▶ _WHAT YOU NEED TO DO_
Transcribe the records that follow in their entirety, omitting any pictures.

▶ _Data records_
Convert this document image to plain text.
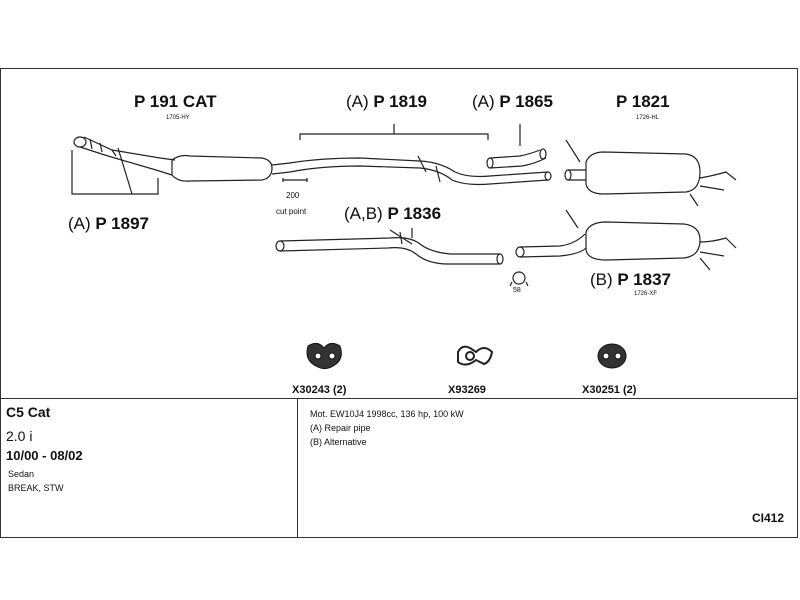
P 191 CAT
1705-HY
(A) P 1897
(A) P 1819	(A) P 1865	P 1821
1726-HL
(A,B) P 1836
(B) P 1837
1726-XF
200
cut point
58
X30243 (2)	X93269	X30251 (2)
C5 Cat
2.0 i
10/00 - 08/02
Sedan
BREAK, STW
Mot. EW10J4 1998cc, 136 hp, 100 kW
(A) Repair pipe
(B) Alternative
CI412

▶ _SOLUTION TO THE EXERCISE_
Convert this document image to plain text.
P 191 CAT
1705-HY
(A) P 1897
(A) P 1819	(A) P 1865	P 1821
1726-HL
(A,B) P 1836
(B) P 1837
1726-XF
200
cut point
58
X30243 (2)	X93269	X30251 (2)
C5 Cat
2.0 i
10/00 - 08/02
Sedan
BREAK, STW
Mot. EW10J4 1998cc, 136 hp, 100 kW
(A) Repair pipe
(B) Alternative
CI412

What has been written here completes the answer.